■ **Stated goal**
Look through the listing and locate every line containing the word "UKUPNO"; copy those lines.

— Start Records for this task —

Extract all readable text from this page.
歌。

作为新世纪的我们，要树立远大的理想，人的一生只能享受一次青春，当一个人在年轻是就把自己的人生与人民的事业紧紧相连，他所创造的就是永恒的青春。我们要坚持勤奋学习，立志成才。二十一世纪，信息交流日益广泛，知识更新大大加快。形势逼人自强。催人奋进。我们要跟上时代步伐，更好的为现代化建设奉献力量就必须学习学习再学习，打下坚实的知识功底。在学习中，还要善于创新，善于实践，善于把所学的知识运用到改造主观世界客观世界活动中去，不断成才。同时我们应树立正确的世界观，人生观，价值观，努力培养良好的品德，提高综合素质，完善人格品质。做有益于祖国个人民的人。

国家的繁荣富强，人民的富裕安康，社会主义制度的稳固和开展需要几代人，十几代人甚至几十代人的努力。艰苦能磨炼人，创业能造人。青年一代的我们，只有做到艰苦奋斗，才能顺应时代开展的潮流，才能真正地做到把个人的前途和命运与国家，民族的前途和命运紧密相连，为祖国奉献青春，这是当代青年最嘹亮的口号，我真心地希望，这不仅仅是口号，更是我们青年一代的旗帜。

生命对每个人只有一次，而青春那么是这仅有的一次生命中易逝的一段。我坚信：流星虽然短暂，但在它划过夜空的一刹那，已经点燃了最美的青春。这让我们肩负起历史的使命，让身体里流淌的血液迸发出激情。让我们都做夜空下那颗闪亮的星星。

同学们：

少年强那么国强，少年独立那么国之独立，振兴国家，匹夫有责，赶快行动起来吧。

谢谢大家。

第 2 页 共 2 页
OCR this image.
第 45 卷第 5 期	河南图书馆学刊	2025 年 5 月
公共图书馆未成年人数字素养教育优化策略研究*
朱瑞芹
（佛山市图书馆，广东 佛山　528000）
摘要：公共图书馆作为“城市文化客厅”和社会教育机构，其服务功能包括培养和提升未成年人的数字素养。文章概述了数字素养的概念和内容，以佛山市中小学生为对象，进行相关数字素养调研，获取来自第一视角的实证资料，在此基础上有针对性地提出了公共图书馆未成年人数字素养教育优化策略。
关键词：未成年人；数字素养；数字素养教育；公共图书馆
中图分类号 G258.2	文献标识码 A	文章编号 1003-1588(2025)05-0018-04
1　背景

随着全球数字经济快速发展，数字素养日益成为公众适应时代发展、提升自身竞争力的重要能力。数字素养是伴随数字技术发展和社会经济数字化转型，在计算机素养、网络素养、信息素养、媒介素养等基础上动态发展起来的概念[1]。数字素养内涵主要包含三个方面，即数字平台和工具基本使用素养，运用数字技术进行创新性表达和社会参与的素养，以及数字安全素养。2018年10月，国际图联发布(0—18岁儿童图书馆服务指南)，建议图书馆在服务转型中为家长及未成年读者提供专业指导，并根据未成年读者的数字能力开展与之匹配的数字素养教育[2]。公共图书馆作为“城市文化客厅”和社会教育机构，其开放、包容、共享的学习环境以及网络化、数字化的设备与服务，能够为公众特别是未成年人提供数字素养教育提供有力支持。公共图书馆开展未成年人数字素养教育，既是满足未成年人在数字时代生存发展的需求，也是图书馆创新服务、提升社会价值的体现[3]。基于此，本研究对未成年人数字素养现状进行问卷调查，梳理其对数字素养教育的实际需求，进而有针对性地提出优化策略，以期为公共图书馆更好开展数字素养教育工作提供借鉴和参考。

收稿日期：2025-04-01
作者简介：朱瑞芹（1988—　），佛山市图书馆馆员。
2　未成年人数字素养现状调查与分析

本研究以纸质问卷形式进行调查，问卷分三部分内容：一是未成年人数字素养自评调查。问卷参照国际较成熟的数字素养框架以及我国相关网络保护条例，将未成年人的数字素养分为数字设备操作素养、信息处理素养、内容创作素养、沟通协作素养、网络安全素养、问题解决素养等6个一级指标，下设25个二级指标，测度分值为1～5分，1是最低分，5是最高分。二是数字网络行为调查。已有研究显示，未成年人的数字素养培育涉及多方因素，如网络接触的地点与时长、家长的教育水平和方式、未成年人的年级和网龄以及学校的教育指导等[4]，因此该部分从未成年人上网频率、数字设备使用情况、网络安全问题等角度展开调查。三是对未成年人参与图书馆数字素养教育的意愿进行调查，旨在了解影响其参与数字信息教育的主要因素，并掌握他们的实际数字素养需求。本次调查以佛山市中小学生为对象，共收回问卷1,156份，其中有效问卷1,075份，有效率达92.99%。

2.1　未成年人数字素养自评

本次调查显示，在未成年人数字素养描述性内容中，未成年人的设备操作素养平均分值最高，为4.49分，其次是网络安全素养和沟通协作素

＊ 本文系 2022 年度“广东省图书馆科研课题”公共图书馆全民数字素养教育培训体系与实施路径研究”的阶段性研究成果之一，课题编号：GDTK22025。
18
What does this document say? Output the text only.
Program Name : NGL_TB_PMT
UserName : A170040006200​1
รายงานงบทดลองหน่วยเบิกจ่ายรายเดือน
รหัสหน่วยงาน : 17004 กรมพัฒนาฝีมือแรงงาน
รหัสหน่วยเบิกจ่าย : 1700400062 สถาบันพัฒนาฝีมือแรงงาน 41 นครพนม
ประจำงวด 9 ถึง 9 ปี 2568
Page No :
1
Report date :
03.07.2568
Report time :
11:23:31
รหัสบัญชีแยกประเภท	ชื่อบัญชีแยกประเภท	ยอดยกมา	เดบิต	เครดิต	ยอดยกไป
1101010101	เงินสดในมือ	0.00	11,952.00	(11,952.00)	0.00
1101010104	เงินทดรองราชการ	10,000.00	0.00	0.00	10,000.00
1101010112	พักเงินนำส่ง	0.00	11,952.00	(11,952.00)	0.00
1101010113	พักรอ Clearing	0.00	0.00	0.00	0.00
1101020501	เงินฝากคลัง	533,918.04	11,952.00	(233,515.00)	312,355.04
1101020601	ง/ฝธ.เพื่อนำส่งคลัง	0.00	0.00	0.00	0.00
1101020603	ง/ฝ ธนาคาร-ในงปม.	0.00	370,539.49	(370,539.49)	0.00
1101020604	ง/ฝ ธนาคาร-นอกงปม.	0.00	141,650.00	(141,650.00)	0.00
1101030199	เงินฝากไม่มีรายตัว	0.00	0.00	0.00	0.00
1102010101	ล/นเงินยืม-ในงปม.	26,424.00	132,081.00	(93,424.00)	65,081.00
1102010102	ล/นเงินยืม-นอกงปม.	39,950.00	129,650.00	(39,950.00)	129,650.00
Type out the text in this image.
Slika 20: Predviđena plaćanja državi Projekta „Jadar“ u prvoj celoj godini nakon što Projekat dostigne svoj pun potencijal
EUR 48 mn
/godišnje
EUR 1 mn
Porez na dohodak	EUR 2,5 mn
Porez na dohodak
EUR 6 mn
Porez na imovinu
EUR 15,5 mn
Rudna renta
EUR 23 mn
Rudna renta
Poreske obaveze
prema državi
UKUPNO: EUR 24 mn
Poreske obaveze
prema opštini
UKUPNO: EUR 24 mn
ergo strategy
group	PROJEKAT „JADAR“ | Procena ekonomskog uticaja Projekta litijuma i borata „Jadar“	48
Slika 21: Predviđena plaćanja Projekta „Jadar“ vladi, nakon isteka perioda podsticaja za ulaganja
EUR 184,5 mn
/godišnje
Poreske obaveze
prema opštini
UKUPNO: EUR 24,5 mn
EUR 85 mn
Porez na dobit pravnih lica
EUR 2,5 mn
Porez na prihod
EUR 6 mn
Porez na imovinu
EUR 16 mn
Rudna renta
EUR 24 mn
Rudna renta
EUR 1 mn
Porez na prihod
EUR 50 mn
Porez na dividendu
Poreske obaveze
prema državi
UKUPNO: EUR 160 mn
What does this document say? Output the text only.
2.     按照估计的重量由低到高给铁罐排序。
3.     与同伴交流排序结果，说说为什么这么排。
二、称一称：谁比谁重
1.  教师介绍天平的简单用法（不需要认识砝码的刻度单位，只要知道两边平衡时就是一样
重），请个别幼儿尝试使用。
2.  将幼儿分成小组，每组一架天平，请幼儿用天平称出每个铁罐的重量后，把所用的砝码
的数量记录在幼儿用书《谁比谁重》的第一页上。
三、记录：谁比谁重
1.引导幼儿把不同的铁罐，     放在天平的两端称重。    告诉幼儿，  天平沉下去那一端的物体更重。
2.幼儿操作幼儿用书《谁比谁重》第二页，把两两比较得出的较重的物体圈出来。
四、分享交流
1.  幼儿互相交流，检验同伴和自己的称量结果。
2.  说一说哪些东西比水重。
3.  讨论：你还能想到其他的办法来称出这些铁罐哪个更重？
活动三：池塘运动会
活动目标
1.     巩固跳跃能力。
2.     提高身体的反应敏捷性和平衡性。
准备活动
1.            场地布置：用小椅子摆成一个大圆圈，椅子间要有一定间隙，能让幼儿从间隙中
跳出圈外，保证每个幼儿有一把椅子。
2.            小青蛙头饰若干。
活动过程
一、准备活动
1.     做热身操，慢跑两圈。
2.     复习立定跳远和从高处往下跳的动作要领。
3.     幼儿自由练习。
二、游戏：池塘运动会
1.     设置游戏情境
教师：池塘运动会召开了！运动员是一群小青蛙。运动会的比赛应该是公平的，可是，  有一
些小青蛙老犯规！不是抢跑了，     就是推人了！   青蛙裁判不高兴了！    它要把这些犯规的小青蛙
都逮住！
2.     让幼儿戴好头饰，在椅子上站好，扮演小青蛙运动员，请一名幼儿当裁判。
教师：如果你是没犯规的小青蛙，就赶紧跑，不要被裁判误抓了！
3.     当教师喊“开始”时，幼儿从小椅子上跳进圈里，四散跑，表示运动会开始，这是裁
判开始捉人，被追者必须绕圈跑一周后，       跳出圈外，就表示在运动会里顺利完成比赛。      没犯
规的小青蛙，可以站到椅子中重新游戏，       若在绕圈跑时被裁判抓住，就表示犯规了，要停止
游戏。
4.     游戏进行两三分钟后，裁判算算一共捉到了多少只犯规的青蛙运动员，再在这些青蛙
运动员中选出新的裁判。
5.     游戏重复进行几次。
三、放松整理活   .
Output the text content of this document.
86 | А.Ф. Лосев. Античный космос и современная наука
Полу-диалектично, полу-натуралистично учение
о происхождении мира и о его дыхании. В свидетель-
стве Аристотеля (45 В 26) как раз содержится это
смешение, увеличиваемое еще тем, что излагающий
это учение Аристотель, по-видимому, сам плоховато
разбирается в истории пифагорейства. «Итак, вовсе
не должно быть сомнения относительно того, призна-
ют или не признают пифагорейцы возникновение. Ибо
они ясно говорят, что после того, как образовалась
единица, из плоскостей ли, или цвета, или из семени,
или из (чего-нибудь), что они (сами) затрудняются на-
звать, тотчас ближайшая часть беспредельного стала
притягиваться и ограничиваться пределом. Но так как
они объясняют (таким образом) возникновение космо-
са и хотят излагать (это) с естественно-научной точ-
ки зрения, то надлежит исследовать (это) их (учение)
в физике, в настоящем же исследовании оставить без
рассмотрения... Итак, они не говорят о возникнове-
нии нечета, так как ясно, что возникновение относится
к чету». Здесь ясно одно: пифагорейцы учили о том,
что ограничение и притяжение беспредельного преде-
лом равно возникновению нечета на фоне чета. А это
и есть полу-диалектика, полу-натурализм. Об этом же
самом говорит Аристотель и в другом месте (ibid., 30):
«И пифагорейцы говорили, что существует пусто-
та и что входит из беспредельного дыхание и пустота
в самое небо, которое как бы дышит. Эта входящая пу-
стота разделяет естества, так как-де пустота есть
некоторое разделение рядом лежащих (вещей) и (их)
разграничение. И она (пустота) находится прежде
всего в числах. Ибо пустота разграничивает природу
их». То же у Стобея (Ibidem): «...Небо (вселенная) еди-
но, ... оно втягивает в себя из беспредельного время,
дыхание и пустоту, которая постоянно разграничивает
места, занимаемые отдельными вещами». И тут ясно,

— End Records for this task —

■ **The response**
UKUPNO: EUR 24 mn
UKUPNO: EUR 24 mn
UKUPNO: EUR 24,5 mn
UKUPNO: EUR 160 mn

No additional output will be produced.